(Given problem): List the lines of this listing that hold the word "RATTO".

****************************************

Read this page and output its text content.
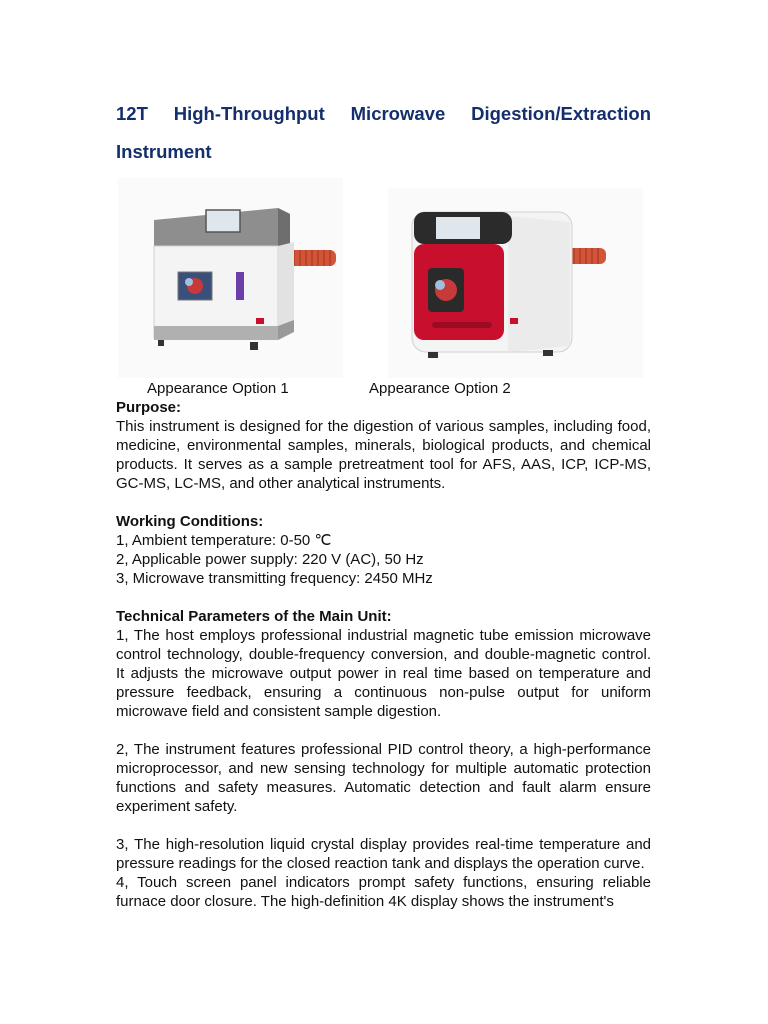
12T High-Throughput Microwave Digestion/Extraction Instrument
Appearance Option 1	Appearance Option 2

Purpose:

This instrument is designed for the digestion of various samples, including food, medicine, environmental samples, minerals, biological products, and chemical products. It serves as a sample pretreatment tool for AFS, AAS, ICP, ICP-MS, GC-MS, LC-MS, and other analytical instruments.

Working Conditions:

1, Ambient temperature: 0-50 ℃

2, Applicable power supply: 220 V (AC), 50 Hz

3, Microwave transmitting frequency: 2450 MHz

Technical Parameters of the Main Unit:

1, The host employs professional industrial magnetic tube emission microwave control technology, double-frequency conversion, and double-magnetic control. It adjusts the microwave output power in real time based on temperature and pressure feedback, ensuring a continuous non-pulse output for uniform microwave field and consistent sample digestion.

2, The instrument features professional PID control theory, a high-performance microprocessor, and new sensing technology for multiple automatic protection functions and safety measures. Automatic detection and fault alarm ensure experiment safety.

3, The high-resolution liquid crystal display provides real-time temperature and pressure readings for the closed reaction tank and displays the operation curve.

4, Touch screen panel indicators prompt safety functions, ensuring reliable furnace door closure. The high-definition 4K display shows the instrument's
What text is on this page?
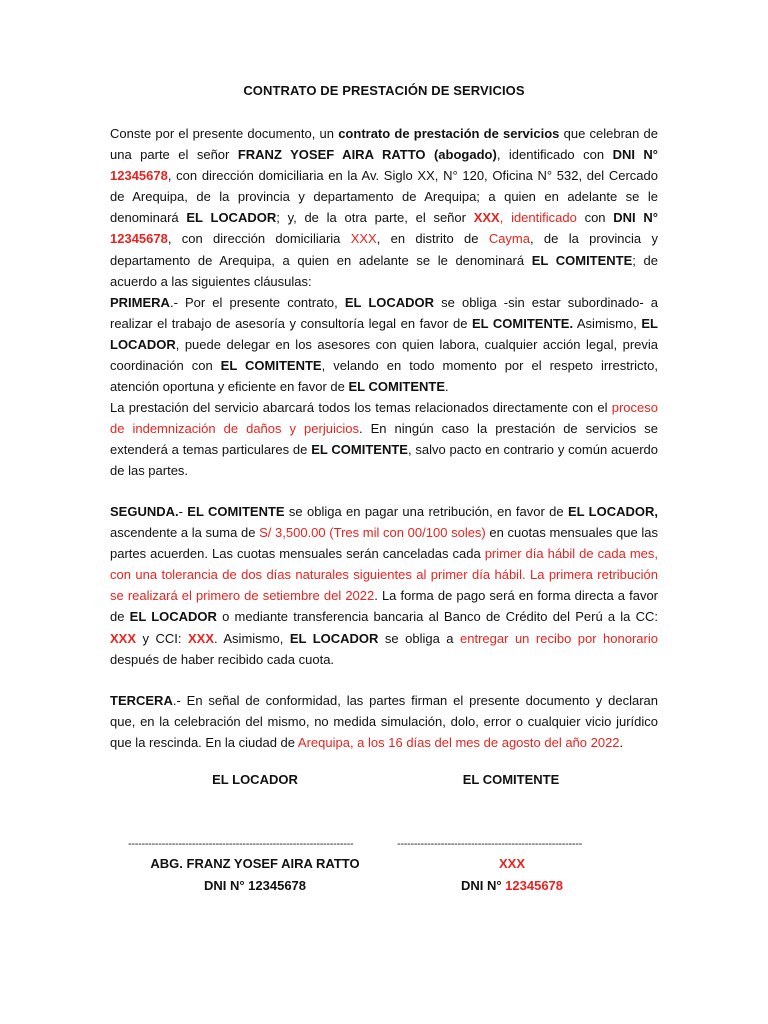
CONTRATO DE PRESTACIÓN DE SERVICIOS

Conste por el presente documento, un contrato de prestación de servicios que celebran de una parte el señor FRANZ YOSEF AIRA RATTO (abogado), identificado con DNI N° 12345678, con dirección domiciliaria en la Av. Siglo XX, N° 120, Oficina N° 532, del Cercado de Arequipa, de la provincia y departamento de Arequipa; a quien en adelante se le denominará EL LOCADOR; y, de la otra parte, el señor XXX, identificado con DNI N° 12345678, con dirección domiciliaria XXX, en distrito de Cayma, de la provincia y departamento de Arequipa, a quien en adelante se le denominará EL COMITENTE; de acuerdo a las siguientes cláusulas:

PRIMERA.- Por el presente contrato, EL LOCADOR se obliga -sin estar subordinado- a realizar el trabajo de asesoría y consultoría legal en favor de EL COMITENTE. Asimismo, EL LOCADOR, puede delegar en los asesores con quien labora, cualquier acción legal, previa coordinación con EL COMITENTE, velando en todo momento por el respeto irrestricto, atención oportuna y eficiente en favor de EL COMITENTE.

La prestación del servicio abarcará todos los temas relacionados directamente con el proceso de indemnización de daños y perjuicios. En ningún caso la prestación de servicios se extenderá a temas particulares de EL COMITENTE, salvo pacto en contrario y común acuerdo de las partes.

SEGUNDA.- EL COMITENTE se obliga en pagar una retribución, en favor de EL LOCADOR, ascendente a la suma de S/ 3,500.00 (Tres mil con 00/100 soles) en cuotas mensuales que las partes acuerden. Las cuotas mensuales serán canceladas cada primer día hábil de cada mes, con una tolerancia de dos días naturales siguientes al primer día hábil. La primera retribución se realizará el primero de setiembre del 2022. La forma de pago será en forma directa a favor de EL LOCADOR o mediante transferencia bancaria al Banco de Crédito del Perú a la CC: XXX y CCI: XXX. Asimismo, EL LOCADOR se obliga a entregar un recibo por honorario después de haber recibido cada cuota.

TERCERA.- En señal de conformidad, las partes firman el presente documento y declaran que, en la celebración del mismo, no medida simulación, dolo, error o cualquier vicio jurídico que la rescinda. En la ciudad de Arequipa, a los 16 días del mes de agosto del año 2022.

EL LOCADOR	EL COMITENTE
-------------------------------------------------------------------	-------------------------------------------------------
ABG. FRANZ YOSEF AIRA RATTO	XXX
DNI N° 12345678	DNI N° 12345678
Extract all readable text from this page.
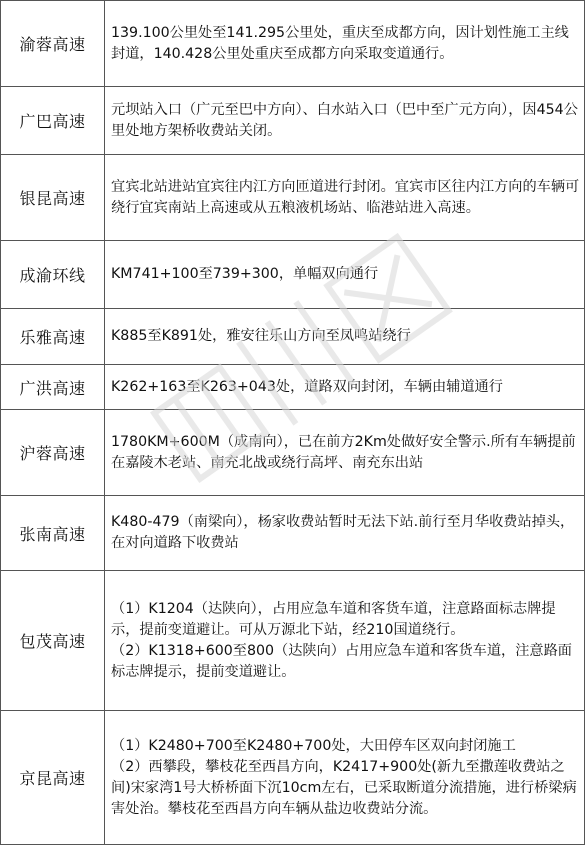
渝蓉高速	139.100公里处至141.295公里处，重庆至成都方向，因计划性施工主线封道，140.428公里处重庆至成都方向采取变道通行。

广巴高速	元坝站入口（广元至巴中方向）、白水站入口（巴中至广元方向），因454公里处地方架桥收费站关闭。

银昆高速	宜宾北站进站宜宾往内江方向匝道进行封闭。宜宾市区往内江方向的车辆可绕行宜宾南站上高速或从五粮液机场站、临港站进入高速。

成渝环线	KM741+100至739+300，单幅双向通行

乐雅高速	K885至K891处，雅安往乐山方向至凤鸣站绕行

广洪高速	K262+163至K263+043处，道路双向封闭，车辆由辅道通行

沪蓉高速	1780KM+600M（成南向），已在前方2Km处做好安全警示.所有车辆提前在嘉陵木老站、南充北战或绕行高坪、南充东出站

张南高速	K480-479（南梁向），杨家收费站暂时无法下站.前行至月华收费站掉头，在对向道路下收费站

包茂高速	（1）K1204（达陕向），占用应急车道和客货车道，注意路面标志牌提示，提前变道避让。可从万源北下站，经210国道绕行。
（2）K1318+600至800（达陕向）占用应急车道和客货车道，注意路面标志牌提示，提前变道避让。

京昆高速	（1）K2480+700至K2480+700处，大田停车区双向封闭施工
（2）西攀段，攀枝花至西昌方向，K2417+900处(新九至撒莲收费站之间)宋家湾1号大桥桥面下沉10cm左右，已采取断道分流措施，进行桥梁病害处治。攀枝花至西昌方向车辆从盐边收费站分流。
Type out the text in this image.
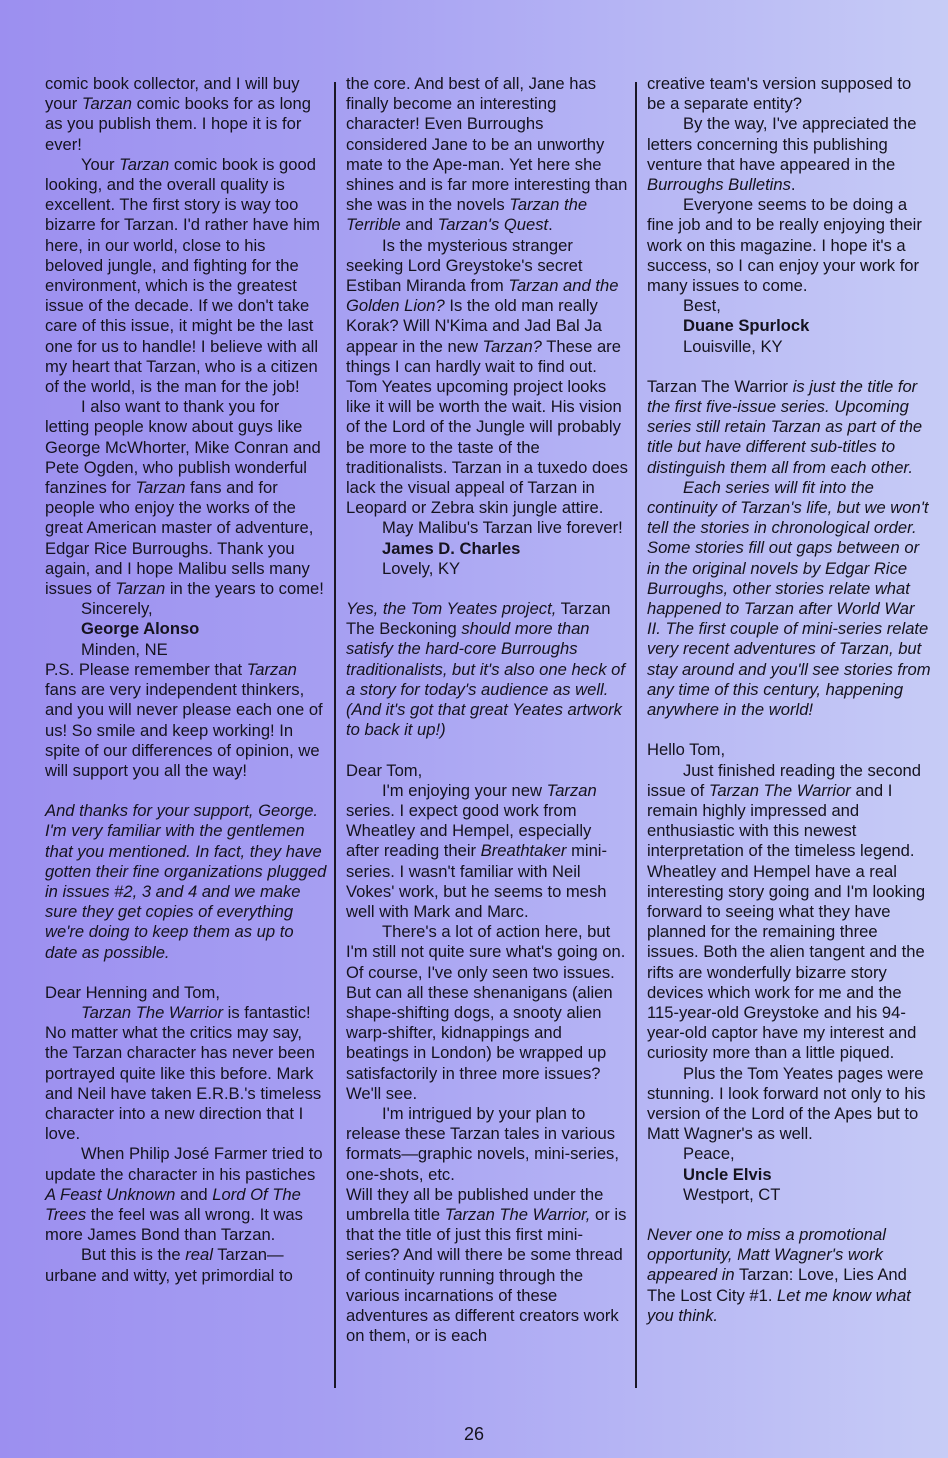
comic book collector, and I will buy your Tarzan comic books for as long as you publish them. I hope it is for ever!

Your Tarzan comic book is good looking, and the overall quality is excellent. The first story is way too bizarre for Tarzan. I'd rather have him here, in our world, close to his beloved jungle, and fighting for the environment, which is the greatest issue of the decade. If we don't take care of this issue, it might be the last one for us to handle! I believe with all my heart that Tarzan, who is a citizen of the world, is the man for the job!

I also want to thank you for letting people know about guys like George McWhorter, Mike Conran and Pete Ogden, who publish wonderful fanzines for Tarzan fans and for people who enjoy the works of the great American master of adventure, Edgar Rice Burroughs. Thank you again, and I hope Malibu sells many issues of Tarzan in the years to come!

Sincerely,

George Alonso

Minden, NE

P.S. Please remember that Tarzan fans are very independent thinkers, and you will never please each one of us! So smile and keep working! In spite of our differences of opinion, we will support you all the way!

And thanks for your support, George. I'm very familiar with the gentlemen that you mentioned. In fact, they have gotten their fine organizations plugged in issues #2, 3 and 4 and we make sure they get copies of everything we're doing to keep them as up to date as possible.

Dear Henning and Tom,

Tarzan The Warrior is fantastic! No matter what the critics may say, the Tarzan character has never been portrayed quite like this before. Mark and Neil have taken E.R.B.'s timeless character into a new direction that I love.

When Philip José Farmer tried to update the character in his pastiches A Feast Unknown and Lord Of The Trees the feel was all wrong. It was more James Bond than Tarzan.

But this is the real Tarzan—urbane and witty, yet primordial to

the core. And best of all, Jane has finally become an interesting character! Even Burroughs considered Jane to be an unworthy mate to the Ape-man. Yet here she shines and is far more interesting than she was in the novels Tarzan the Terrible and Tarzan's Quest.

Is the mysterious stranger seeking Lord Greystoke's secret Estiban Miranda from Tarzan and the Golden Lion? Is the old man really Korak? Will N'Kima and Jad Bal Ja appear in the new Tarzan? These are things I can hardly wait to find out. Tom Yeates upcoming project looks like it will be worth the wait. His vision of the Lord of the Jungle will probably be more to the taste of the traditionalists. Tarzan in a tuxedo does lack the visual appeal of Tarzan in Leopard or Zebra skin jungle attire.

May Malibu's Tarzan live forever!

James D. Charles

Lovely, KY

Yes, the Tom Yeates project, Tarzan The Beckoning should more than satisfy the hard-core Burroughs traditionalists, but it's also one heck of a story for today's audience as well. (And it's got that great Yeates artwork to back it up!)

Dear Tom,

I'm enjoying your new Tarzan series. I expect good work from Wheatley and Hempel, especially after reading their Breathtaker mini-series. I wasn't familiar with Neil Vokes' work, but he seems to mesh well with Mark and Marc.

There's a lot of action here, but I'm still not quite sure what's going on. Of course, I've only seen two issues. But can all these shenanigans (alien shape-shifting dogs, a snooty alien warp-shifter, kidnappings and beatings in London) be wrapped up satisfactorily in three more issues? We'll see.

I'm intrigued by your plan to release these Tarzan tales in various formats—graphic novels, mini-series, one-shots, etc.

Will they all be published under the umbrella title Tarzan The Warrior, or is that the title of just this first mini-series? And will there be some thread of continuity running through the various incarnations of these adventures as different creators work on them, or is each

creative team's version supposed to be a separate entity?

By the way, I've appreciated the letters concerning this publishing venture that have appeared in the Burroughs Bulletins.

Everyone seems to be doing a fine job and to be really enjoying their work on this magazine. I hope it's a success, so I can enjoy your work for many issues to come.

Best,

Duane Spurlock

Louisville, KY

Tarzan The Warrior is just the title for the first five-issue series. Upcoming series still retain Tarzan as part of the title but have different sub-titles to distinguish them all from each other.

Each series will fit into the continuity of Tarzan's life, but we won't tell the stories in chronological order. Some stories fill out gaps between or in the original novels by Edgar Rice Burroughs, other stories relate what happened to Tarzan after World War II. The first couple of mini-series relate very recent adventures of Tarzan, but stay around and you'll see stories from any time of this century, happening anywhere in the world!

Hello Tom,

Just finished reading the second issue of Tarzan The Warrior and I remain highly impressed and enthusiastic with this newest interpretation of the timeless legend. Wheatley and Hempel have a real interesting story going and I'm looking forward to seeing what they have planned for the remaining three issues. Both the alien tangent and the rifts are wonderfully bizarre story devices which work for me and the 115-year-old Greystoke and his 94-year-old captor have my interest and curiosity more than a little piqued.

Plus the Tom Yeates pages were stunning. I look forward not only to his version of the Lord of the Apes but to Matt Wagner's as well.

Peace,

Uncle Elvis

Westport, CT

Never one to miss a promotional opportunity, Matt Wagner's work appeared in Tarzan: Love, Lies And The Lost City #1. Let me know what you think.

26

****************************************

(Output for this task):
Conste por el presente documento, un contrato de prestación de servicios que celebran de una parte el señor FRANZ YOSEF AIRA RATTO (abogado), identificado con DNI N° 12345678, con dirección domiciliaria en la Av. Siglo XX, N° 120, Oficina N° 532, del Cercado de Arequipa, de la provincia y departamento de Arequipa; a quien en adelante se le denominará EL LOCADOR; y, de la otra parte, el señor XXX, identificado con DNI N° 12345678, con dirección domiciliaria XXX, en distrito de Cayma, de la provincia y departamento de Arequipa, a quien en adelante se le denominará EL COMITENTE; de acuerdo a las siguientes cláusulas:
ABG. FRANZ YOSEF AIRA RATTO	XXX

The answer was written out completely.